(Records from a data source)
-- start --
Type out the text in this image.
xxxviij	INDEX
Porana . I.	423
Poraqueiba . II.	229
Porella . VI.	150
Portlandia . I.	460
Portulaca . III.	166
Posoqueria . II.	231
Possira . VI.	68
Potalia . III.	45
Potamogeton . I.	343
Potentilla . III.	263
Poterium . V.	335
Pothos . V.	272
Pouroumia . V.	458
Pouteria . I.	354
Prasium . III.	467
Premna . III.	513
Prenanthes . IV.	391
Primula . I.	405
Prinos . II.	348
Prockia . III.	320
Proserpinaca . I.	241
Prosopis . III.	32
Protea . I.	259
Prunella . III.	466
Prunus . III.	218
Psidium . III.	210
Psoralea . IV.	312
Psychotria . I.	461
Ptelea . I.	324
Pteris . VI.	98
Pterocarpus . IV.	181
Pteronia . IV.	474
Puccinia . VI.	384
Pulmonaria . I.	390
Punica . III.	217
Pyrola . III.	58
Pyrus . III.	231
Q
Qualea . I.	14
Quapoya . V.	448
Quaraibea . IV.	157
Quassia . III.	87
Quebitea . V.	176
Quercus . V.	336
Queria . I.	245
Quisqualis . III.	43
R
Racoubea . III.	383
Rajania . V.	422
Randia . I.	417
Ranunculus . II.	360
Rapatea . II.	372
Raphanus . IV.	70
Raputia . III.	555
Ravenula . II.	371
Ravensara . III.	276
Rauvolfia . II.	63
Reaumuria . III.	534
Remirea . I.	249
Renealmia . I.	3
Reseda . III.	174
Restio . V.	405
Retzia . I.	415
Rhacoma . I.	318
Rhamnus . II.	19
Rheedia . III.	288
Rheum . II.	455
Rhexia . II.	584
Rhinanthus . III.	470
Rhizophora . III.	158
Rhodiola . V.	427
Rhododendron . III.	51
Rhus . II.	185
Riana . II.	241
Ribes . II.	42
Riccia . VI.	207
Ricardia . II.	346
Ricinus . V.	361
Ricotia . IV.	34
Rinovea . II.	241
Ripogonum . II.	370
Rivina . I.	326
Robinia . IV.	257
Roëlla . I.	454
-- end --
§ Exercise: Please reproduce every line of the material word for word.

§ Result for this exercise:
Type out the text in this image.
xxxviij	INDEX
Porana . I.	423
Poraqueiba . II.	229
Porella . VI.	150
Portlandia . I.	460
Portulaca . III.	166
Posoqueria . II.	231
Possira . VI.	68
Potalia . III.	45
Potamogeton . I.	343
Potentilla . III.	263
Poterium . V.	335
Pothos . V.	272
Pouroumia . V.	458
Pouteria . I.	354
Prasium . III.	467
Premna . III.	513
Prenanthes . IV.	391
Primula . I.	405
Prinos . II.	348
Prockia . III.	320
Proserpinaca . I.	241
Prosopis . III.	32
Protea . I.	259
Prunella . III.	466
Prunus . III.	218
Psidium . III.	210
Psoralea . IV.	312
Psychotria . I.	461
Ptelea . I.	324
Pteris . VI.	98
Pterocarpus . IV.	181
Pteronia . IV.	474
Puccinia . VI.	384
Pulmonaria . I.	390
Punica . III.	217
Pyrola . III.	58
Pyrus . III.	231
Q
Qualea . I.	14
Quapoya . V.	448
Quaraibea . IV.	157
Quassia . III.	87
Quebitea . V.	176
Quercus . V.	336
Queria . I.	245
Quisqualis . III.	43
R
Racoubea . III.	383
Rajania . V.	422
Randia . I.	417
Ranunculus . II.	360
Rapatea . II.	372
Raphanus . IV.	70
Raputia . III.	555
Ravenula . II.	371
Ravensara . III.	276
Rauvolfia . II.	63
Reaumuria . III.	534
Remirea . I.	249
Renealmia . I.	3
Reseda . III.	174
Restio . V.	405
Retzia . I.	415
Rhacoma . I.	318
Rhamnus . II.	19
Rheedia . III.	288
Rheum . II.	455
Rhexia . II.	584
Rhinanthus . III.	470
Rhizophora . III.	158
Rhodiola . V.	427
Rhododendron . III.	51
Rhus . II.	185
Riana . II.	241
Ribes . II.	42
Riccia . VI.	207
Ricardia . II.	346
Ricinus . V.	361
Ricotia . IV.	34
Rinovea . II.	241
Ripogonum . II.	370
Rivina . I.	326
Robinia . IV.	257
Roëlla . I.	454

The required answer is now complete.